--- RECORDS PROVIDED ---
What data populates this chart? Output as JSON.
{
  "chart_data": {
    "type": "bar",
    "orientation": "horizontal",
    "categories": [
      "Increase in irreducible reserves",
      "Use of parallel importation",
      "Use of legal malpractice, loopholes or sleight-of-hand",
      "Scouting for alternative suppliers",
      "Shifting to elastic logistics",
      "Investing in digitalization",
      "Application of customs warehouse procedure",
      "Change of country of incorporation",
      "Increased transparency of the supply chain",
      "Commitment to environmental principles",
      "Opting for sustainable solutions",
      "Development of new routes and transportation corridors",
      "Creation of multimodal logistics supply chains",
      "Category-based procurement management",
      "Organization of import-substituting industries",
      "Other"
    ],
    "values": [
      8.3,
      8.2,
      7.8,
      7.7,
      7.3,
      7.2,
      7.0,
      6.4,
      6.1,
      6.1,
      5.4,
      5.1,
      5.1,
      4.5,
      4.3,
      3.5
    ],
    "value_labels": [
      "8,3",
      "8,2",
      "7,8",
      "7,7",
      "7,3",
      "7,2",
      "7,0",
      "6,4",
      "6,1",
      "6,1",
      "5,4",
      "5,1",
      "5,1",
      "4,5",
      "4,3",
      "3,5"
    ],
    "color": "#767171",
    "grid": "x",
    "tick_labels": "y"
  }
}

--- WRITTEN INSTRUCTION ---
Check each line of the records above for the string "logistics", and report every line that has it.

--- ANSWER IN FULL ---
      "Shifting to elastic logistics",
      "Creation of multimodal logistics supply chains",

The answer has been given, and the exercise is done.